___ Dataset excerpts ___

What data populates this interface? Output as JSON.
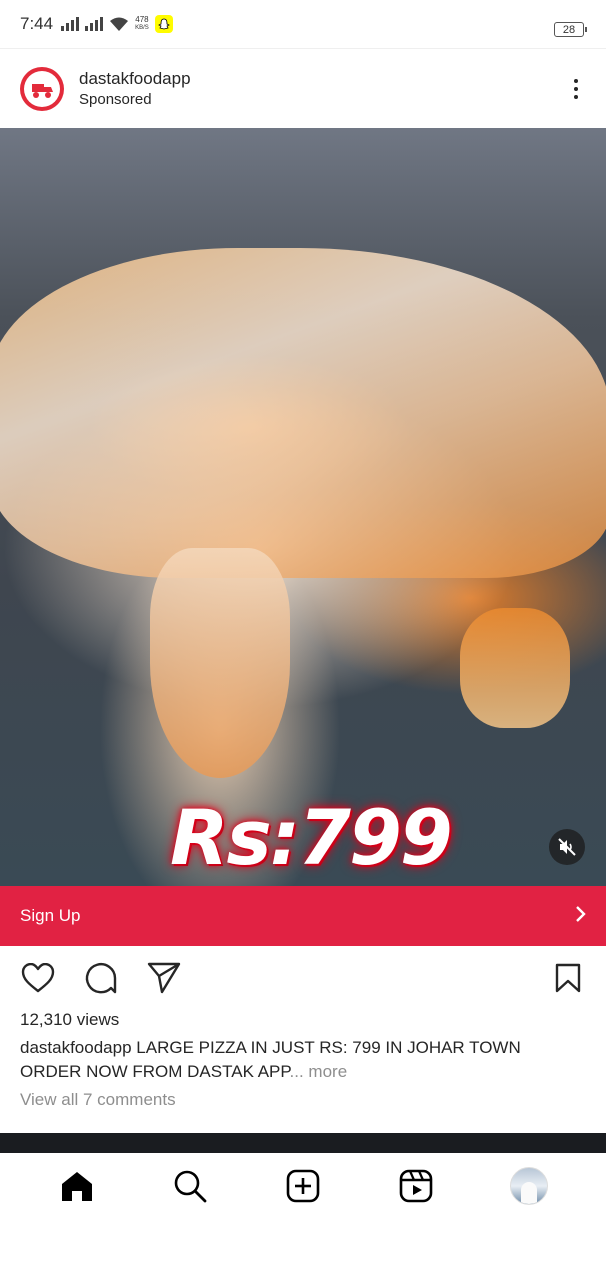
{
  "status_bar": {
    "time": "7:44",
    "net_speed_value": "478",
    "net_speed_unit": "KB/S",
    "battery": "28"
  },
  "post": {
    "username": "dastakfoodapp",
    "sponsored_label": "Sponsored",
    "avatar_icon": "dastak-logo-icon",
    "media": {
      "overlay_price": "Rs:799",
      "muted": true
    },
    "cta": {
      "label": "Sign Up"
    },
    "views": "12,310 views",
    "caption": {
      "username": "dastakfoodapp",
      "text": " LARGE PIZZA IN JUST RS: 799 IN JOHAR TOWN ORDER NOW FROM DASTAK APP",
      "more": "... more"
    },
    "comments_link": "View all 7 comments"
  },
  "colors": {
    "cta_background": "#e12243",
    "avatar_ring": "#e32b3b",
    "text_primary": "#262626",
    "text_secondary": "#8e8e8e"
  },
  "bottom_nav": {
    "items": [
      "home",
      "search",
      "create",
      "reels",
      "profile"
    ],
    "active": "home"
  }
}
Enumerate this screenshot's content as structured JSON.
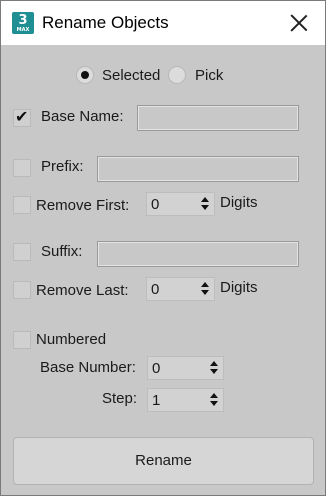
{
  "window": {
    "title": "Rename Objects",
    "app_icon": {
      "glyph": "3",
      "sub": "MAX",
      "color": "#1f8f94"
    }
  },
  "source": {
    "options": [
      {
        "label": "Selected",
        "checked": true
      },
      {
        "label": "Pick",
        "checked": false
      }
    ]
  },
  "base_name": {
    "label": "Base Name:",
    "checked": true,
    "value": ""
  },
  "prefix": {
    "label": "Prefix:",
    "checked": false,
    "value": ""
  },
  "remove_first": {
    "label": "Remove First:",
    "checked": false,
    "value": "0",
    "unit": "Digits"
  },
  "suffix": {
    "label": "Suffix:",
    "checked": false,
    "value": ""
  },
  "remove_last": {
    "label": "Remove Last:",
    "checked": false,
    "value": "0",
    "unit": "Digits"
  },
  "numbered": {
    "label": "Numbered",
    "checked": false,
    "base_number": {
      "label": "Base Number:",
      "value": "0"
    },
    "step": {
      "label": "Step:",
      "value": "1"
    }
  },
  "actions": {
    "rename_label": "Rename"
  },
  "icons": {
    "check": "✔",
    "close": "close-icon"
  }
}
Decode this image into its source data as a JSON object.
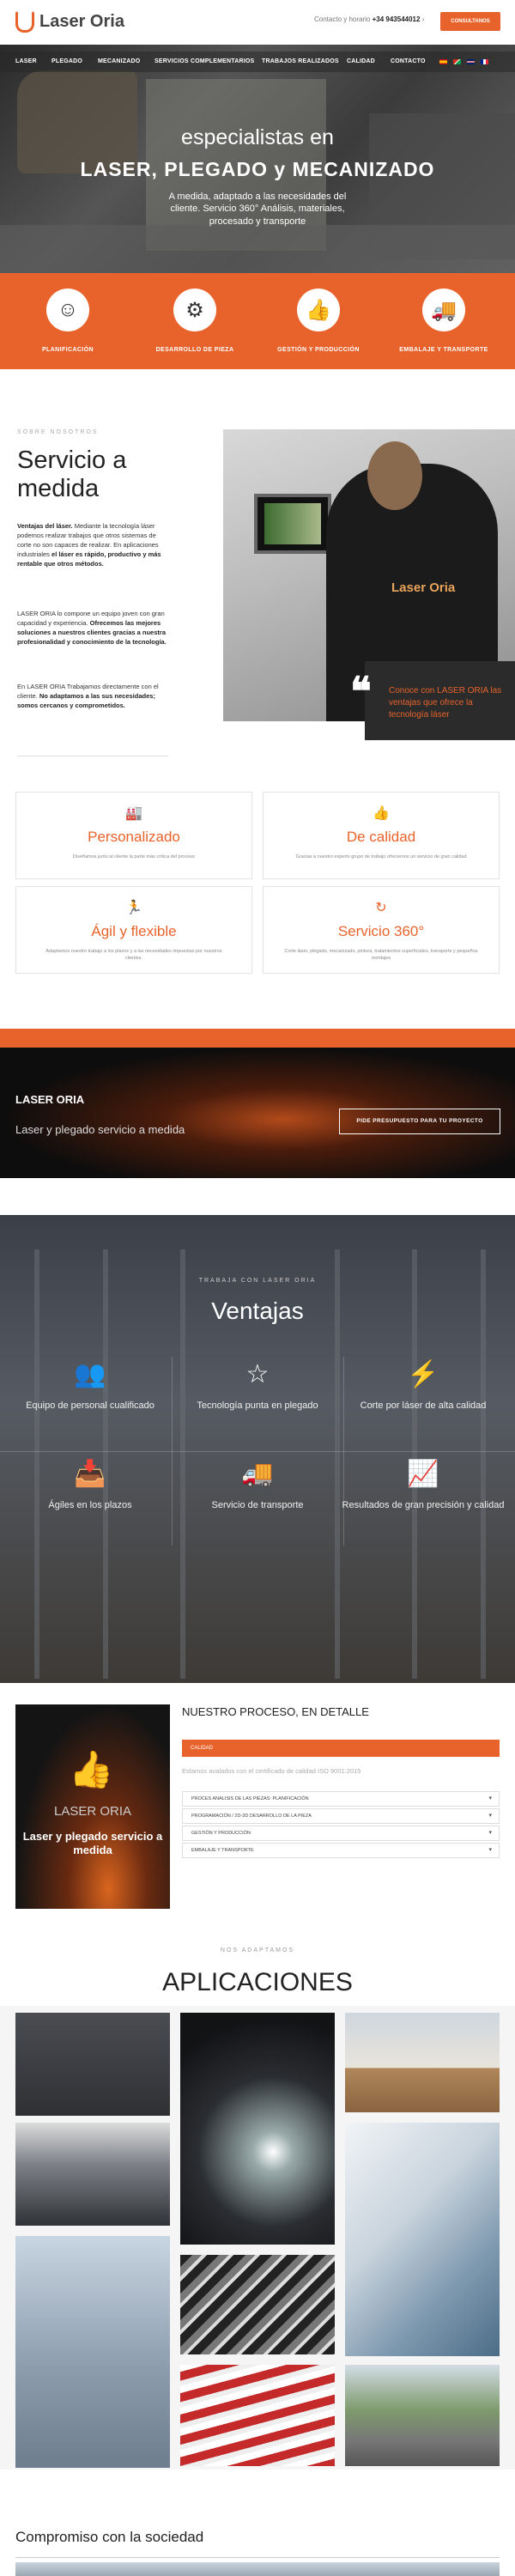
{
  "header": {
    "logo_text": "Laser Oria",
    "contact_label": "Contacto y horario",
    "phone": "+34 943544012",
    "consult_button": "CONSULTANOS"
  },
  "nav": {
    "items": [
      "LASER",
      "PLEGADO",
      "MECANIZADO",
      "SERVICIOS COMPLEMENTARIOS",
      "TRABAJOS REALIZADOS",
      "CALIDAD",
      "CONTACTO"
    ],
    "languages": [
      "es",
      "eu",
      "en",
      "fr"
    ]
  },
  "hero": {
    "title_line1": "especialistas en",
    "title_line2": "LASER, PLEGADO y MECANIZADO",
    "subtitle": "A medida, adaptado a las necesidades del cliente. Servicio 360° Análisis, materiales, procesado y transporte"
  },
  "features": [
    {
      "icon": "head-gear-icon",
      "label": "PLANIFICACIÓN"
    },
    {
      "icon": "gear-icon",
      "label": "DESARROLLO DE PIEZA"
    },
    {
      "icon": "thumbs-up-icon",
      "label": "GESTIÓN Y PRODUCCIÓN"
    },
    {
      "icon": "truck-icon",
      "label": "EMBALAJE Y TRANSPORTE"
    }
  ],
  "about": {
    "kicker": "SOBRE NOSOTROS",
    "title": "Servicio a medida",
    "p1_bold": "Ventajas del láser.",
    "p1": " Mediante la tecnología láser podemos realizar trabajos que otros sistemas de corte no son capaces de realizar. En aplicaciones industriales ",
    "p1_bold2": "el láser es rápido, productivo y más rentable que otros métodos.",
    "p2": "LASER ORIA lo compone un equipo joven con gran capacidad y experiencia. ",
    "p2_bold": "Ofrecemos las mejores soluciones a nuestros clientes gracias a nuestra profesionalidad y conocimiento de la tecnología.",
    "p3": "En LASER ORIA Trabajamos directamente con el cliente. ",
    "p3_bold": "No adaptamos a las sus necesidades; somos cercanos y comprometidos.",
    "photo_logo": "Laser Oria",
    "quote": "Conoce con LASER ORIA las ventajas que ofrece la tecnología láser"
  },
  "cards": [
    {
      "icon": "factory-icon",
      "title": "Personalizado",
      "desc": "Diseñamos junto al cliente la parte más crítica del proceso"
    },
    {
      "icon": "thumbs-up-icon",
      "title": "De calidad",
      "desc": "Gracias a nuestro experto grupo de trabajo ofrecemos un servicio de gran calidad"
    },
    {
      "icon": "running-icon",
      "title": "Ágil y flexible",
      "desc": "Adaptamos nuestro trabajo a los plazos y a las necesidades impuestas por nuestros clientes."
    },
    {
      "icon": "refresh-icon",
      "title": "Servicio 360°",
      "desc": "Corte láser, plegado, mecanizado, pintura, tratamientos superficiales, transporte y pequeños montajes"
    }
  ],
  "cta": {
    "title": "LASER ORIA",
    "subtitle": "Laser y plegado servicio a medida",
    "button": "PIDE PRESUPUESTO PARA TU PROYECTO"
  },
  "advantages": {
    "kicker": "TRABAJA CON LASER ORIA",
    "title": "Ventajas",
    "items": [
      {
        "icon": "team-icon",
        "label": "Equipo de personal cualificado"
      },
      {
        "icon": "star-icon",
        "label": "Tecnología punta en plegado"
      },
      {
        "icon": "laser-icon",
        "label": "Corte por láser de alta calidad"
      },
      {
        "icon": "inbox-icon",
        "label": "Ágiles en los plazos"
      },
      {
        "icon": "truck-icon",
        "label": "Servicio de transporte"
      },
      {
        "icon": "chart-icon",
        "label": "Resultados de gran precisión y calidad"
      }
    ]
  },
  "process": {
    "image_title": "LASER ORIA",
    "image_subtitle": "Laser y plegado servicio a medida",
    "title": "NUESTRO PROCESO, EN DETALLE",
    "active": "CALIDAD",
    "note": "Estamos avalados con el certificado de calidad ISO 9001:2015",
    "items": [
      "PROCES ANALISIS DE LAS PIEZAS: PLANIFICACIÓN",
      "PROGRAMACIÓN / 2D-3D DESARROLLO DE LA PIEZA",
      "GESTIÓN Y PRODUCCIÓN",
      "EMBALAJE Y TRANSPORTE"
    ]
  },
  "applications": {
    "kicker": "NOS ADAPTAMOS",
    "title": "APLICACIONES"
  },
  "footer": {
    "title": "Compromiso con la sociedad"
  },
  "colors": {
    "accent": "#e8632b",
    "dark": "#2b2b2b"
  }
}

___

◆ **Work to complete**
Set down the material exactly, every line of it, except for the pictures.

◆ **Written reply**
What data populates this interface? Output as JSON.
{
  "status_bar": {
    "time": "7:44",
    "net_speed_value": "478",
    "net_speed_unit": "KB/S",
    "battery": "28"
  },
  "post": {
    "username": "dastakfoodapp",
    "sponsored_label": "Sponsored",
    "avatar_icon": "dastak-logo-icon",
    "media": {
      "overlay_price": "Rs:799",
      "muted": true
    },
    "cta": {
      "label": "Sign Up"
    },
    "views": "12,310 views",
    "caption": {
      "username": "dastakfoodapp",
      "text": " LARGE PIZZA IN JUST RS: 799 IN JOHAR TOWN ORDER NOW FROM DASTAK APP",
      "more": "... more"
    },
    "comments_link": "View all 7 comments"
  },
  "colors": {
    "cta_background": "#e12243",
    "avatar_ring": "#e32b3b",
    "text_primary": "#262626",
    "text_secondary": "#8e8e8e"
  },
  "bottom_nav": {
    "items": [
      "home",
      "search",
      "create",
      "reels",
      "profile"
    ],
    "active": "home"
  }
}
Enumerate this screenshot's content as structured JSON.
{
  "window": {
    "title": "Rename Objects",
    "app_icon": {
      "glyph": "3",
      "sub": "MAX",
      "color": "#1f8f94"
    }
  },
  "source": {
    "options": [
      {
        "label": "Selected",
        "checked": true
      },
      {
        "label": "Pick",
        "checked": false
      }
    ]
  },
  "base_name": {
    "label": "Base Name:",
    "checked": true,
    "value": ""
  },
  "prefix": {
    "label": "Prefix:",
    "checked": false,
    "value": ""
  },
  "remove_first": {
    "label": "Remove First:",
    "checked": false,
    "value": "0",
    "unit": "Digits"
  },
  "suffix": {
    "label": "Suffix:",
    "checked": false,
    "value": ""
  },
  "remove_last": {
    "label": "Remove Last:",
    "checked": false,
    "value": "0",
    "unit": "Digits"
  },
  "numbered": {
    "label": "Numbered",
    "checked": false,
    "base_number": {
      "label": "Base Number:",
      "value": "0"
    },
    "step": {
      "label": "Step:",
      "value": "1"
    }
  },
  "actions": {
    "rename_label": "Rename"
  },
  "icons": {
    "check": "✔",
    "close": "close-icon"
  }
}
Decode this image into its source data as a JSON object.
{
  "header": {
    "logo_text": "Laser Oria",
    "contact_label": "Contacto y horario",
    "phone": "+34 943544012",
    "consult_button": "CONSULTANOS"
  },
  "nav": {
    "items": [
      "LASER",
      "PLEGADO",
      "MECANIZADO",
      "SERVICIOS COMPLEMENTARIOS",
      "TRABAJOS REALIZADOS",
      "CALIDAD",
      "CONTACTO"
    ],
    "languages": [
      "es",
      "eu",
      "en",
      "fr"
    ]
  },
  "hero": {
    "title_line1": "especialistas en",
    "title_line2": "LASER, PLEGADO y MECANIZADO",
    "subtitle": "A medida, adaptado a las necesidades del cliente. Servicio 360° Análisis, materiales, procesado y transporte"
  },
  "features": [
    {
      "icon": "head-gear-icon",
      "label": "PLANIFICACIÓN"
    },
    {
      "icon": "gear-icon",
      "label": "DESARROLLO DE PIEZA"
    },
    {
      "icon": "thumbs-up-icon",
      "label": "GESTIÓN Y PRODUCCIÓN"
    },
    {
      "icon": "truck-icon",
      "label": "EMBALAJE Y TRANSPORTE"
    }
  ],
  "about": {
    "kicker": "SOBRE NOSOTROS",
    "title": "Servicio a medida",
    "p1_bold": "Ventajas del láser.",
    "p1": " Mediante la tecnología láser podemos realizar trabajos que otros sistemas de corte no son capaces de realizar. En aplicaciones industriales ",
    "p1_bold2": "el láser es rápido, productivo y más rentable que otros métodos.",
    "p2": "LASER ORIA lo compone un equipo joven con gran capacidad y experiencia. ",
    "p2_bold": "Ofrecemos las mejores soluciones a nuestros clientes gracias a nuestra profesionalidad y conocimiento de la tecnología.",
    "p3": "En LASER ORIA Trabajamos directamente con el cliente. ",
    "p3_bold": "No adaptamos a las sus necesidades; somos cercanos y comprometidos.",
    "photo_logo": "Laser Oria",
    "quote": "Conoce con LASER ORIA las ventajas que ofrece la tecnología láser"
  },
  "cards": [
    {
      "icon": "factory-icon",
      "title": "Personalizado",
      "desc": "Diseñamos junto al cliente la parte más crítica del proceso"
    },
    {
      "icon": "thumbs-up-icon",
      "title": "De calidad",
      "desc": "Gracias a nuestro experto grupo de trabajo ofrecemos un servicio de gran calidad"
    },
    {
      "icon": "running-icon",
      "title": "Ágil y flexible",
      "desc": "Adaptamos nuestro trabajo a los plazos y a las necesidades impuestas por nuestros clientes."
    },
    {
      "icon": "refresh-icon",
      "title": "Servicio 360°",
      "desc": "Corte láser, plegado, mecanizado, pintura, tratamientos superficiales, transporte y pequeños montajes"
    }
  ],
  "cta": {
    "title": "LASER ORIA",
    "subtitle": "Laser y plegado servicio a medida",
    "button": "PIDE PRESUPUESTO PARA TU PROYECTO"
  },
  "advantages": {
    "kicker": "TRABAJA CON LASER ORIA",
    "title": "Ventajas",
    "items": [
      {
        "icon": "team-icon",
        "label": "Equipo de personal cualificado"
      },
      {
        "icon": "star-icon",
        "label": "Tecnología punta en plegado"
      },
      {
        "icon": "laser-icon",
        "label": "Corte por láser de alta calidad"
      },
      {
        "icon": "inbox-icon",
        "label": "Ágiles en los plazos"
      },
      {
        "icon": "truck-icon",
        "label": "Servicio de transporte"
      },
      {
        "icon": "chart-icon",
        "label": "Resultados de gran precisión y calidad"
      }
    ]
  },
  "process": {
    "image_title": "LASER ORIA",
    "image_subtitle": "Laser y plegado servicio a medida",
    "title": "NUESTRO PROCESO, EN DETALLE",
    "active": "CALIDAD",
    "note": "Estamos avalados con el certificado de calidad ISO 9001:2015",
    "items": [
      "PROCES ANALISIS DE LAS PIEZAS: PLANIFICACIÓN",
      "PROGRAMACIÓN / 2D-3D DESARROLLO DE LA PIEZA",
      "GESTIÓN Y PRODUCCIÓN",
      "EMBALAJE Y TRANSPORTE"
    ]
  },
  "applications": {
    "kicker": "NOS ADAPTAMOS",
    "title": "APLICACIONES"
  },
  "footer": {
    "title": "Compromiso con la sociedad"
  },
  "colors": {
    "accent": "#e8632b",
    "dark": "#2b2b2b"
  }
}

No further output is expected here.